<<<<

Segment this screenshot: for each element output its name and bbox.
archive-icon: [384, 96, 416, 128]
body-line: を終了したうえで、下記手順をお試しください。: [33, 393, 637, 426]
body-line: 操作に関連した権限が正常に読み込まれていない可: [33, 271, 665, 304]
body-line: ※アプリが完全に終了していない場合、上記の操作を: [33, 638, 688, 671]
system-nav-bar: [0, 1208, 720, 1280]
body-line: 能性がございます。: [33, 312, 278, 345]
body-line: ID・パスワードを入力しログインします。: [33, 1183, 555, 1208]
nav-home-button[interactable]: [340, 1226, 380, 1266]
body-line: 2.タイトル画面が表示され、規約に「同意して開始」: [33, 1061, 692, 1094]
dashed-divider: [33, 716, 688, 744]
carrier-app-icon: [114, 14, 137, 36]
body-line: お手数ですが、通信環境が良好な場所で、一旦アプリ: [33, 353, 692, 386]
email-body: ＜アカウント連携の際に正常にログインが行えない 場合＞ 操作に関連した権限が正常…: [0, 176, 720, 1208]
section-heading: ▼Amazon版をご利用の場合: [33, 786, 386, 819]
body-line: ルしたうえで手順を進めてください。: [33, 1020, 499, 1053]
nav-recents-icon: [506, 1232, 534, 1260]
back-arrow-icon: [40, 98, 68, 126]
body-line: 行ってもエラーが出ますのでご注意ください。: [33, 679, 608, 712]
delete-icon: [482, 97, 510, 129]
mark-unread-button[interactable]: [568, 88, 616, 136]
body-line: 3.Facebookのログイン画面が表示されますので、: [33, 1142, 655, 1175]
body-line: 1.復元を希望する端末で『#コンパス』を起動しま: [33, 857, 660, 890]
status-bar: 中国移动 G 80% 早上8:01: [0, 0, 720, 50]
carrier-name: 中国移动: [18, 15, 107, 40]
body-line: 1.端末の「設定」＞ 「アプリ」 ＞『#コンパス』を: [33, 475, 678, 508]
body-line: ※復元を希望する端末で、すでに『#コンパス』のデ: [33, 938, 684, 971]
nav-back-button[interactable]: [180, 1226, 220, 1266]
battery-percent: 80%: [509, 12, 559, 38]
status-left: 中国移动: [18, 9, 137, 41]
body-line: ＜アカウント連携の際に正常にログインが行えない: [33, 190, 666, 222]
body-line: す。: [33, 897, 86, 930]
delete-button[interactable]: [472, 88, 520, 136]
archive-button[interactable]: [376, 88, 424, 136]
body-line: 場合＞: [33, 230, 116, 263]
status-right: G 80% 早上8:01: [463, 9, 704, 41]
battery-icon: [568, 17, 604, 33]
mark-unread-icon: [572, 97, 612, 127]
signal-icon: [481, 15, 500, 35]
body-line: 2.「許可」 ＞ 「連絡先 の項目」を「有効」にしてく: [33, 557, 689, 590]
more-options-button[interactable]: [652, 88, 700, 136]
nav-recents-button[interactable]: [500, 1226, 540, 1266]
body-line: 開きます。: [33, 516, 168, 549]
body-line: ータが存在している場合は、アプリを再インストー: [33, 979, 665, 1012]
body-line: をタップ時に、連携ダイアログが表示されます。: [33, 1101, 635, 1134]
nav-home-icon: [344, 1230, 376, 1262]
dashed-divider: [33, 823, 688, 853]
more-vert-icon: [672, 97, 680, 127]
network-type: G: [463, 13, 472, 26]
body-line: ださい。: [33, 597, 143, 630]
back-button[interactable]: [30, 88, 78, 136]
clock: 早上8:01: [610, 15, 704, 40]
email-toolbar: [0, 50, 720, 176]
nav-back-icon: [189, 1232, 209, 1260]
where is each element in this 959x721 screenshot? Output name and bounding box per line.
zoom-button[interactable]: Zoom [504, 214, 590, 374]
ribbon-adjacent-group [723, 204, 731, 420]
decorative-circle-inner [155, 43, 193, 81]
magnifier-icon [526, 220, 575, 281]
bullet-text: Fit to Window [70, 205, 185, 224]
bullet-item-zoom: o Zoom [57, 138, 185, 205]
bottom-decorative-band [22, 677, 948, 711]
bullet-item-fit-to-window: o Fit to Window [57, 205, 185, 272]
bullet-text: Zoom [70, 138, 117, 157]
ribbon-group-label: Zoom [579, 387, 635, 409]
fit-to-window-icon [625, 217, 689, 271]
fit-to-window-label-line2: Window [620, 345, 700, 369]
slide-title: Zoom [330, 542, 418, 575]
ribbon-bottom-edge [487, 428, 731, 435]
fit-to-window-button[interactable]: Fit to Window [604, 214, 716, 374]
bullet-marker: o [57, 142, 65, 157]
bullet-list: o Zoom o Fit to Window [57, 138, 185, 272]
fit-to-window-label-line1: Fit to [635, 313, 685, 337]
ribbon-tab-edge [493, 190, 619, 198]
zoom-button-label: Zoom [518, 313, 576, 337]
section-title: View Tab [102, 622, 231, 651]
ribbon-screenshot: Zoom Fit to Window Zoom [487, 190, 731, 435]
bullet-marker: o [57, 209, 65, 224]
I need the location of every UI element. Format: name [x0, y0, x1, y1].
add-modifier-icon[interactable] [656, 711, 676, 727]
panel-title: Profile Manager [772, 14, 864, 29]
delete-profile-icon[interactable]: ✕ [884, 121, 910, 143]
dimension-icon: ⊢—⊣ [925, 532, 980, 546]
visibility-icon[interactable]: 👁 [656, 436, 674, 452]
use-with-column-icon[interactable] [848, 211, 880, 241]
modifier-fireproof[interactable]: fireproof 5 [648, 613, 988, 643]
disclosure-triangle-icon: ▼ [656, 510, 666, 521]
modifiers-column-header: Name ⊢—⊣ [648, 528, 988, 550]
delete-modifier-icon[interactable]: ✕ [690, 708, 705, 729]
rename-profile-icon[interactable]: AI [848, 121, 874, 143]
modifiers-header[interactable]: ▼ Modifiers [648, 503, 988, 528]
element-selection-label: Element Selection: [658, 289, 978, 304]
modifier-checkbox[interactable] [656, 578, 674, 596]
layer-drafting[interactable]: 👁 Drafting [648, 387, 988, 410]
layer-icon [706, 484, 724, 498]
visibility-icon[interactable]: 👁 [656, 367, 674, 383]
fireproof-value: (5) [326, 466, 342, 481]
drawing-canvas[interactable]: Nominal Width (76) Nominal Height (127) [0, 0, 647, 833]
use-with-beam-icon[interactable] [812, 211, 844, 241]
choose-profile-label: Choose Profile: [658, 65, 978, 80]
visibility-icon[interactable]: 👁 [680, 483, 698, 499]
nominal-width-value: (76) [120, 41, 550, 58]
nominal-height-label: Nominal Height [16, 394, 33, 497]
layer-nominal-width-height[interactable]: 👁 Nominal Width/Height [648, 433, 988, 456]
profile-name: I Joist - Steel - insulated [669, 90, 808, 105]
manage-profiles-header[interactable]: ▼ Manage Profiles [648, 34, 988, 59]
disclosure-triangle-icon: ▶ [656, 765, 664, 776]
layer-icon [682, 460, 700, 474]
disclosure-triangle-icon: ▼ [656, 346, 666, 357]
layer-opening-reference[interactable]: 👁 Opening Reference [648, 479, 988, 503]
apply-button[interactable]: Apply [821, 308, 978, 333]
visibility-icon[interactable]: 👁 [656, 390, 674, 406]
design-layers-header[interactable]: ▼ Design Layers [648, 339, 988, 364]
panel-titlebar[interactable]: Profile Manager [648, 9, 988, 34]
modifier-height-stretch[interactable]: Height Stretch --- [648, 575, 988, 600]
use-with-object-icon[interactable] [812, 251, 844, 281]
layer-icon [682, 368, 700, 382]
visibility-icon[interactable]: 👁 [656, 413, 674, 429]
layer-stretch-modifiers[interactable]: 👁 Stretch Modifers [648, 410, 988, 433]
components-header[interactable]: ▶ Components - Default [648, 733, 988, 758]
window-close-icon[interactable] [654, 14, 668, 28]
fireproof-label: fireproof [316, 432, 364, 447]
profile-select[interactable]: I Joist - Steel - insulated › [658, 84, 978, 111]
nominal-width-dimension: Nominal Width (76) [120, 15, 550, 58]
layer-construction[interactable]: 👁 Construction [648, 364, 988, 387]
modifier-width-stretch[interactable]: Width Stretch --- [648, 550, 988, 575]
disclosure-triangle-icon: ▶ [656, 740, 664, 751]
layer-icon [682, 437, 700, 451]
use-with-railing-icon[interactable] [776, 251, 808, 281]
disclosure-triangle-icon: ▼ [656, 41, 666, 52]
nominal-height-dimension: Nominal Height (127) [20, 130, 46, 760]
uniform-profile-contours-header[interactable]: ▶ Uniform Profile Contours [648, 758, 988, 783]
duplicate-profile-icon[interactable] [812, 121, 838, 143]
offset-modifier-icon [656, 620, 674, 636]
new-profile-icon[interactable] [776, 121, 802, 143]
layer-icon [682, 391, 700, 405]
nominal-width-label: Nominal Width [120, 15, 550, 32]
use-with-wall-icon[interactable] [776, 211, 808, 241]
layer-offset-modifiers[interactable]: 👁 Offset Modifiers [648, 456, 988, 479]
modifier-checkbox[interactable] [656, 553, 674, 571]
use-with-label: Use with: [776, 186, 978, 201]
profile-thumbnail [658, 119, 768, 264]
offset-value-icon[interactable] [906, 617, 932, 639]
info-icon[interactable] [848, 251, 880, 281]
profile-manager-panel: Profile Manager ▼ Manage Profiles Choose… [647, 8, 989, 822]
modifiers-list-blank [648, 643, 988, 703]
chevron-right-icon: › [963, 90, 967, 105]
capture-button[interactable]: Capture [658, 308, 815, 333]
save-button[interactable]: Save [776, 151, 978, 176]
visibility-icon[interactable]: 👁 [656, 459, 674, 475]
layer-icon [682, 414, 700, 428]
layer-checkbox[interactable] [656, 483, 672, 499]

>>>>

◆ Your objective: Copy out the material word for word, from its first line through the line containing "body-line: 操作に関連した権限が正常に読み込まれていない可: [33, 271, 665, 304]", including both of those lines.

◆ Final result:
Segment this screenshot: for each element output its name and bbox.
archive-icon: [384, 96, 416, 128]
body-line: を終了したうえで、下記手順をお試しください。: [33, 393, 637, 426]
body-line: 操作に関連した権限が正常に読み込まれていない可: [33, 271, 665, 304]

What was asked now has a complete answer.